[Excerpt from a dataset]

++++++++++

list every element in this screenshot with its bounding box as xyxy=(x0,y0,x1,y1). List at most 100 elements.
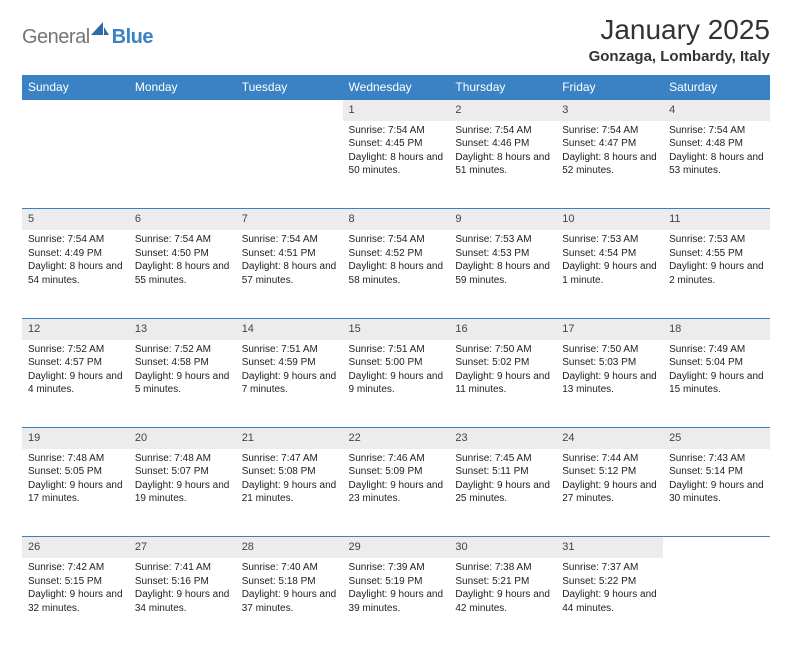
day-info-line: Sunset: 5:00 PM xyxy=(349,356,444,370)
day-content-cell: Sunrise: 7:45 AMSunset: 5:11 PMDaylight:… xyxy=(449,449,556,537)
day-info-line: Sunset: 5:09 PM xyxy=(349,465,444,479)
day-info-line: Sunrise: 7:54 AM xyxy=(349,124,444,138)
day-number: 18 xyxy=(669,323,681,335)
day-number: 13 xyxy=(135,323,147,335)
day-number-cell: 26 xyxy=(22,537,129,558)
day-info-line: Sunset: 4:52 PM xyxy=(349,247,444,261)
day-info-line: Sunset: 5:03 PM xyxy=(562,356,657,370)
day-info-line: Sunrise: 7:52 AM xyxy=(28,343,123,357)
day-content-cell xyxy=(236,121,343,209)
day-info-line: Sunset: 4:50 PM xyxy=(135,247,230,261)
day-info-line: Sunset: 5:14 PM xyxy=(669,465,764,479)
day-info-line: Daylight: 9 hours and 11 minutes. xyxy=(455,370,550,397)
day-info-line: Daylight: 8 hours and 54 minutes. xyxy=(28,260,123,287)
day-info-line: Sunrise: 7:40 AM xyxy=(242,561,337,575)
day-content-cell: Sunrise: 7:41 AMSunset: 5:16 PMDaylight:… xyxy=(129,558,236,646)
content-row: Sunrise: 7:52 AMSunset: 4:57 PMDaylight:… xyxy=(22,340,770,428)
page-header: General Blue January 2025 Gonzaga, Lomba… xyxy=(22,14,770,65)
day-number: 2 xyxy=(455,104,461,116)
day-number-cell: 12 xyxy=(22,318,129,339)
month-title: January 2025 xyxy=(589,14,770,46)
day-number-cell: 15 xyxy=(343,318,450,339)
day-number-cell: 8 xyxy=(343,209,450,230)
day-number: 9 xyxy=(455,213,461,225)
content-row: Sunrise: 7:42 AMSunset: 5:15 PMDaylight:… xyxy=(22,558,770,646)
day-info-line: Daylight: 8 hours and 50 minutes. xyxy=(349,151,444,178)
day-info-line: Daylight: 8 hours and 51 minutes. xyxy=(455,151,550,178)
day-content-cell: Sunrise: 7:54 AMSunset: 4:52 PMDaylight:… xyxy=(343,230,450,318)
day-number-cell: 16 xyxy=(449,318,556,339)
day-number: 19 xyxy=(28,432,40,444)
day-content-cell: Sunrise: 7:53 AMSunset: 4:54 PMDaylight:… xyxy=(556,230,663,318)
weekday-header-row: Sunday Monday Tuesday Wednesday Thursday… xyxy=(22,75,770,100)
day-info-line: Daylight: 9 hours and 19 minutes. xyxy=(135,479,230,506)
day-info-line: Sunrise: 7:48 AM xyxy=(28,452,123,466)
day-info-line: Sunrise: 7:54 AM xyxy=(455,124,550,138)
day-info-line: Sunset: 5:07 PM xyxy=(135,465,230,479)
day-number-cell: 25 xyxy=(663,428,770,449)
day-number: 29 xyxy=(349,541,361,553)
day-number: 25 xyxy=(669,432,681,444)
day-info-line: Sunset: 4:46 PM xyxy=(455,137,550,151)
day-info-line: Sunrise: 7:38 AM xyxy=(455,561,550,575)
day-info-line: Sunrise: 7:50 AM xyxy=(455,343,550,357)
day-number: 4 xyxy=(669,104,675,116)
day-number-cell: 11 xyxy=(663,209,770,230)
day-content-cell: Sunrise: 7:50 AMSunset: 5:02 PMDaylight:… xyxy=(449,340,556,428)
day-info-line: Sunrise: 7:51 AM xyxy=(242,343,337,357)
day-number: 27 xyxy=(135,541,147,553)
day-number-cell xyxy=(129,100,236,121)
day-info-line: Sunrise: 7:54 AM xyxy=(135,233,230,247)
day-number: 6 xyxy=(135,213,141,225)
day-content-cell: Sunrise: 7:53 AMSunset: 4:55 PMDaylight:… xyxy=(663,230,770,318)
day-number-cell: 4 xyxy=(663,100,770,121)
title-block: January 2025 Gonzaga, Lombardy, Italy xyxy=(589,14,770,65)
day-info-line: Sunset: 4:47 PM xyxy=(562,137,657,151)
day-number-cell: 21 xyxy=(236,428,343,449)
day-info-line: Sunrise: 7:43 AM xyxy=(669,452,764,466)
content-row: Sunrise: 7:54 AMSunset: 4:45 PMDaylight:… xyxy=(22,121,770,209)
day-info-line: Sunset: 4:55 PM xyxy=(669,247,764,261)
day-info-line: Sunset: 5:21 PM xyxy=(455,575,550,589)
day-info-line: Sunrise: 7:54 AM xyxy=(669,124,764,138)
day-number-cell: 2 xyxy=(449,100,556,121)
day-number: 5 xyxy=(28,213,34,225)
day-info-line: Daylight: 9 hours and 17 minutes. xyxy=(28,479,123,506)
day-info-line: Daylight: 9 hours and 4 minutes. xyxy=(28,370,123,397)
weekday-header: Thursday xyxy=(449,75,556,100)
day-content-cell: Sunrise: 7:43 AMSunset: 5:14 PMDaylight:… xyxy=(663,449,770,537)
weekday-header: Saturday xyxy=(663,75,770,100)
day-number-cell: 20 xyxy=(129,428,236,449)
day-number: 3 xyxy=(562,104,568,116)
day-number: 24 xyxy=(562,432,574,444)
day-info-line: Sunrise: 7:52 AM xyxy=(135,343,230,357)
day-content-cell: Sunrise: 7:52 AMSunset: 4:57 PMDaylight:… xyxy=(22,340,129,428)
day-content-cell: Sunrise: 7:54 AMSunset: 4:46 PMDaylight:… xyxy=(449,121,556,209)
day-number-cell: 23 xyxy=(449,428,556,449)
day-info-line: Sunrise: 7:37 AM xyxy=(562,561,657,575)
day-content-cell: Sunrise: 7:38 AMSunset: 5:21 PMDaylight:… xyxy=(449,558,556,646)
day-number-cell: 28 xyxy=(236,537,343,558)
brand-part1: General xyxy=(22,26,90,49)
day-number: 8 xyxy=(349,213,355,225)
day-number: 10 xyxy=(562,213,574,225)
day-info-line: Sunrise: 7:45 AM xyxy=(455,452,550,466)
content-row: Sunrise: 7:54 AMSunset: 4:49 PMDaylight:… xyxy=(22,230,770,318)
weekday-header: Sunday xyxy=(22,75,129,100)
day-content-cell: Sunrise: 7:54 AMSunset: 4:45 PMDaylight:… xyxy=(343,121,450,209)
day-number-cell xyxy=(663,537,770,558)
weekday-header: Wednesday xyxy=(343,75,450,100)
day-info-line: Sunrise: 7:39 AM xyxy=(349,561,444,575)
day-number-cell: 29 xyxy=(343,537,450,558)
day-info-line: Sunset: 4:59 PM xyxy=(242,356,337,370)
day-number: 11 xyxy=(669,213,680,225)
weekday-header: Monday xyxy=(129,75,236,100)
day-number-cell: 27 xyxy=(129,537,236,558)
day-number-cell: 1 xyxy=(343,100,450,121)
day-info-line: Sunset: 5:19 PM xyxy=(349,575,444,589)
weekday-header: Friday xyxy=(556,75,663,100)
day-info-line: Daylight: 8 hours and 55 minutes. xyxy=(135,260,230,287)
day-number-cell: 31 xyxy=(556,537,663,558)
day-info-line: Sunset: 5:18 PM xyxy=(242,575,337,589)
day-content-cell: Sunrise: 7:54 AMSunset: 4:50 PMDaylight:… xyxy=(129,230,236,318)
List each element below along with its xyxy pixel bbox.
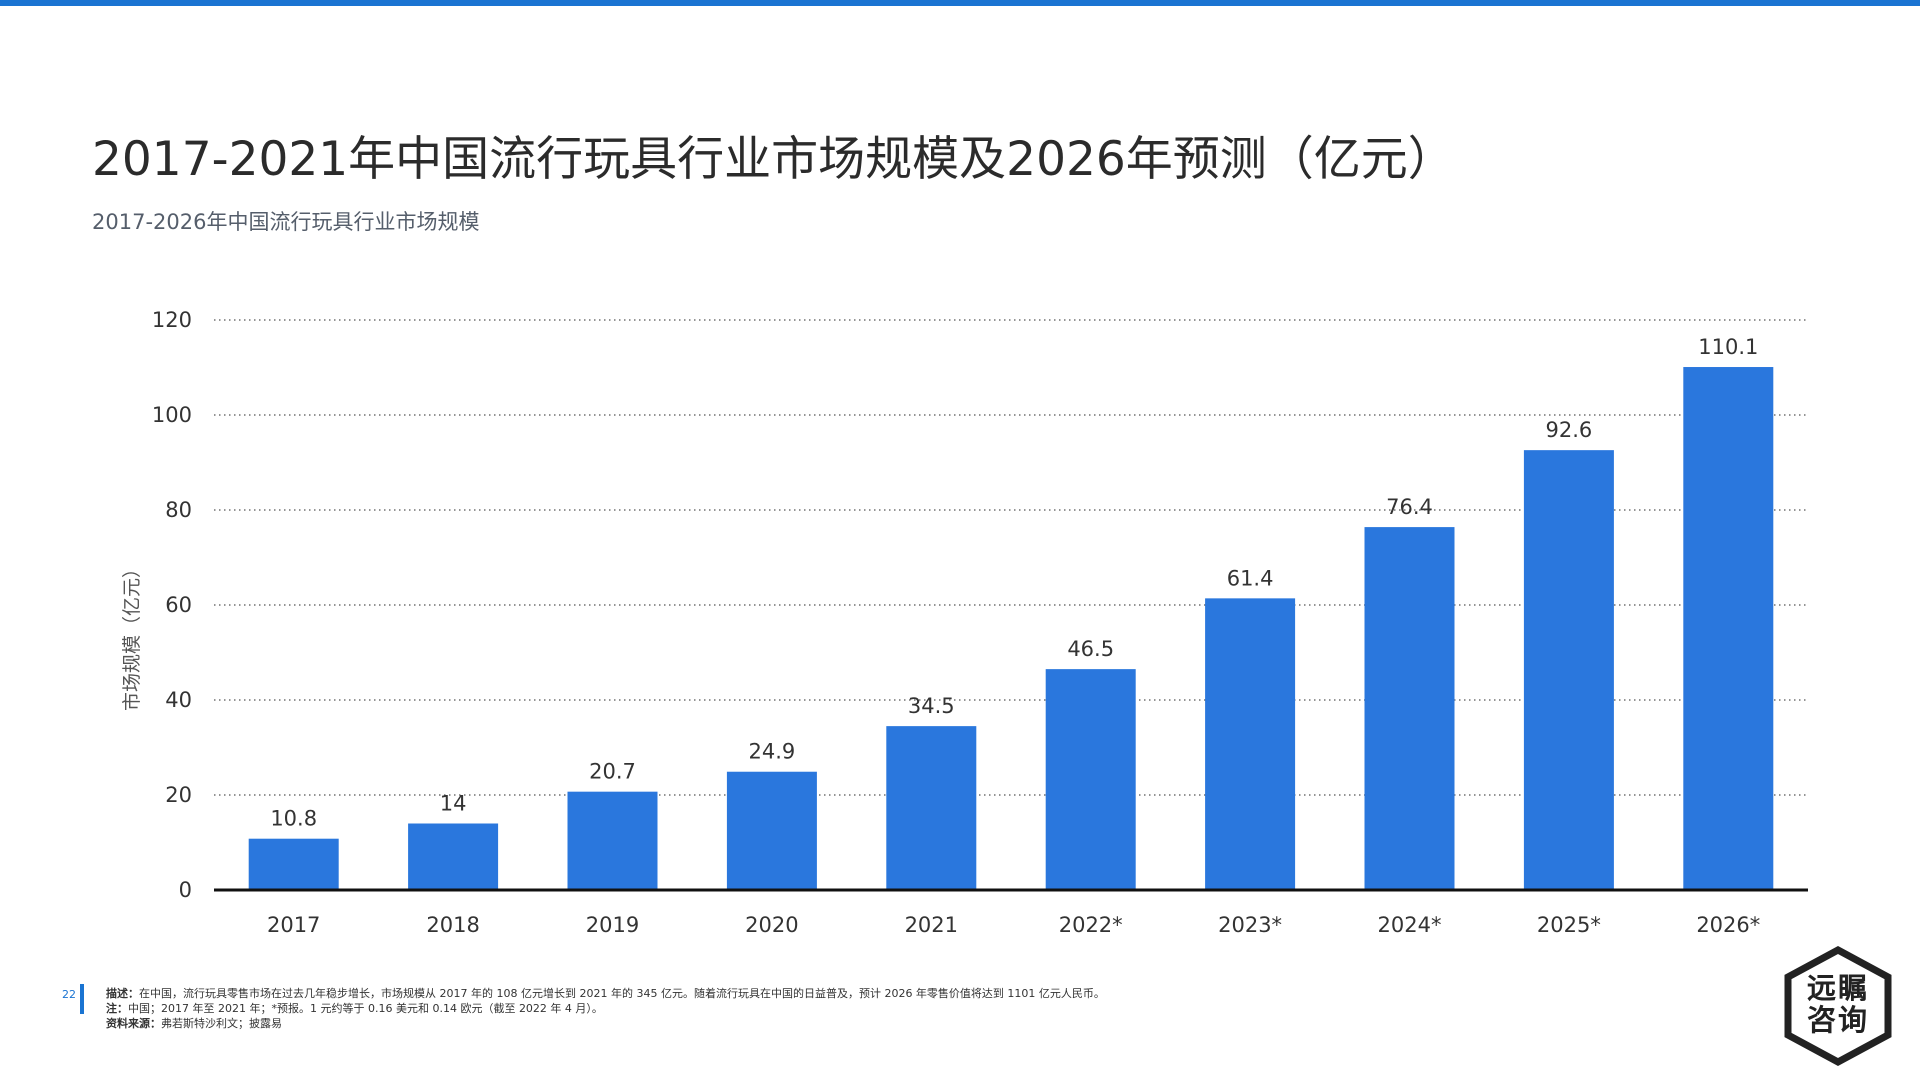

++++++++++

SHORT PROBLEM:
Reproduce every line of the material above word for word, leaving out the pictures.

SOLUTION FOR THIS PROBLEM:
list every element in this screenshot with its bounding box as xyxy=(x0,y0,x1,y1). List at most 100 elements.
day-info-line: Sunset: 5:00 PM xyxy=(349,356,444,370)
day-content-cell: Sunrise: 7:45 AMSunset: 5:11 PMDaylight:… xyxy=(449,449,556,537)
day-info-line: Sunset: 5:09 PM xyxy=(349,465,444,479)
day-info-line: Sunrise: 7:54 AM xyxy=(349,124,444,138)
day-number: 18 xyxy=(669,323,681,335)
day-number: 13 xyxy=(135,323,147,335)
day-number-cell: 26 xyxy=(22,537,129,558)
day-info-line: Sunset: 4:52 PM xyxy=(349,247,444,261)
day-info-line: Sunset: 5:03 PM xyxy=(562,356,657,370)
day-info-line: Sunrise: 7:52 AM xyxy=(28,343,123,357)
day-content-cell xyxy=(236,121,343,209)
day-info-line: Sunset: 4:50 PM xyxy=(135,247,230,261)
day-info-line: Sunset: 5:14 PM xyxy=(669,465,764,479)
day-info-line: Daylight: 9 hours and 11 minutes. xyxy=(455,370,550,397)
day-info-line: Daylight: 8 hours and 54 minutes. xyxy=(28,260,123,287)
day-info-line: Sunrise: 7:40 AM xyxy=(242,561,337,575)
day-content-cell: Sunrise: 7:41 AMSunset: 5:16 PMDaylight:… xyxy=(129,558,236,646)
content-row: Sunrise: 7:52 AMSunset: 4:57 PMDaylight:… xyxy=(22,340,770,428)
page-header: General Blue January 2025 Gonzaga, Lomba… xyxy=(22,14,770,65)
day-number: 2 xyxy=(455,104,461,116)
day-number-cell: 12 xyxy=(22,318,129,339)
month-title: January 2025 xyxy=(589,14,770,46)
day-number-cell: 15 xyxy=(343,318,450,339)
day-number-cell: 8 xyxy=(343,209,450,230)
day-number: 9 xyxy=(455,213,461,225)
content-row: Sunrise: 7:42 AMSunset: 5:15 PMDaylight:… xyxy=(22,558,770,646)
day-info-line: Daylight: 8 hours and 50 minutes. xyxy=(349,151,444,178)
day-info-line: Daylight: 8 hours and 51 minutes. xyxy=(455,151,550,178)
day-content-cell: Sunrise: 7:54 AMSunset: 4:52 PMDaylight:… xyxy=(343,230,450,318)
day-number-cell: 16 xyxy=(449,318,556,339)
day-number: 19 xyxy=(28,432,40,444)
day-content-cell: Sunrise: 7:53 AMSunset: 4:54 PMDaylight:… xyxy=(556,230,663,318)
weekday-header-row: Sunday Monday Tuesday Wednesday Thursday… xyxy=(22,75,770,100)
day-info-line: Daylight: 9 hours and 19 minutes. xyxy=(135,479,230,506)
day-info-line: Sunrise: 7:48 AM xyxy=(28,452,123,466)
day-info-line: Sunrise: 7:54 AM xyxy=(455,124,550,138)
day-info-line: Sunset: 5:07 PM xyxy=(135,465,230,479)
day-number-cell: 25 xyxy=(663,428,770,449)
day-number: 29 xyxy=(349,541,361,553)
day-number: 25 xyxy=(669,432,681,444)
day-info-line: Sunset: 4:46 PM xyxy=(455,137,550,151)
day-info-line: Sunrise: 7:38 AM xyxy=(455,561,550,575)
day-info-line: Sunrise: 7:50 AM xyxy=(455,343,550,357)
day-number: 4 xyxy=(669,104,675,116)
day-number-cell: 11 xyxy=(663,209,770,230)
day-content-cell: Sunrise: 7:50 AMSunset: 5:02 PMDaylight:… xyxy=(449,340,556,428)
day-info-line: Sunrise: 7:51 AM xyxy=(242,343,337,357)
day-number: 27 xyxy=(135,541,147,553)
day-number-cell xyxy=(129,100,236,121)
day-info-line: Sunrise: 7:54 AM xyxy=(135,233,230,247)
day-number: 6 xyxy=(135,213,141,225)
day-content-cell: Sunrise: 7:53 AMSunset: 4:55 PMDaylight:… xyxy=(663,230,770,318)
day-number-cell: 4 xyxy=(663,100,770,121)
title-block: January 2025 Gonzaga, Lombardy, Italy xyxy=(589,14,770,65)
day-info-line: Sunset: 4:47 PM xyxy=(562,137,657,151)
day-number-cell: 21 xyxy=(236,428,343,449)
day-info-line: Sunrise: 7:43 AM xyxy=(669,452,764,466)
content-row: Sunrise: 7:54 AMSunset: 4:45 PMDaylight:… xyxy=(22,121,770,209)
day-info-line: Sunset: 4:55 PM xyxy=(669,247,764,261)
day-info-line: Sunset: 5:21 PM xyxy=(455,575,550,589)
day-info-line: Sunrise: 7:54 AM xyxy=(669,124,764,138)
day-number-cell: 2 xyxy=(449,100,556,121)
day-number: 5 xyxy=(28,213,34,225)
day-info-line: Daylight: 9 hours and 17 minutes. xyxy=(28,479,123,506)
day-info-line: Daylight: 9 hours and 4 minutes. xyxy=(28,370,123,397)
weekday-header: Thursday xyxy=(449,75,556,100)
day-content-cell: Sunrise: 7:43 AMSunset: 5:14 PMDaylight:… xyxy=(663,449,770,537)
weekday-header: Saturday xyxy=(663,75,770,100)
day-number-cell: 20 xyxy=(129,428,236,449)
day-number: 3 xyxy=(562,104,568,116)
day-number: 24 xyxy=(562,432,574,444)
day-info-line: Sunrise: 7:52 AM xyxy=(135,343,230,357)
day-content-cell: Sunrise: 7:52 AMSunset: 4:57 PMDaylight:… xyxy=(22,340,129,428)
day-content-cell: Sunrise: 7:54 AMSunset: 4:46 PMDaylight:… xyxy=(449,121,556,209)
day-number-cell: 23 xyxy=(449,428,556,449)
day-info-line: Sunrise: 7:37 AM xyxy=(562,561,657,575)
day-content-cell: Sunrise: 7:38 AMSunset: 5:21 PMDaylight:… xyxy=(449,558,556,646)
day-number-cell: 28 xyxy=(236,537,343,558)
brand-part1: General xyxy=(22,26,90,49)
day-number: 8 xyxy=(349,213,355,225)
day-number: 10 xyxy=(562,213,574,225)
day-info-line: Sunrise: 7:45 AM xyxy=(455,452,550,466)
content-row: Sunrise: 7:54 AMSunset: 4:49 PMDaylight:… xyxy=(22,230,770,318)
weekday-header: Sunday xyxy=(22,75,129,100)
day-content-cell: Sunrise: 7:54 AMSunset: 4:45 PMDaylight:… xyxy=(343,121,450,209)
day-number-cell xyxy=(663,537,770,558)
weekday-header: Wednesday xyxy=(343,75,450,100)
day-info-line: Sunrise: 7:39 AM xyxy=(349,561,444,575)
day-number-cell: 29 xyxy=(343,537,450,558)
day-info-line: Sunset: 4:59 PM xyxy=(242,356,337,370)
day-number: 11 xyxy=(669,213,680,225)
weekday-header: Monday xyxy=(129,75,236,100)
day-number-cell: 27 xyxy=(129,537,236,558)
day-number-cell: 1 xyxy=(343,100,450,121)
day-info-line: Sunset: 5:19 PM xyxy=(349,575,444,589)
weekday-header: Friday xyxy=(556,75,663,100)
day-info-line: Daylight: 8 hours and 55 minutes. xyxy=(135,260,230,287)
day-number-cell: 31 xyxy=(556,537,663,558)
day-info-line: Sunset: 5:18 PM xyxy=(242,575,337,589)
day-content-cell: Sunrise: 7:54 AMSunset: 4:50 PMDaylight:… xyxy=(129,230,236,318)
List each element below along with its xyxy pixel bbox.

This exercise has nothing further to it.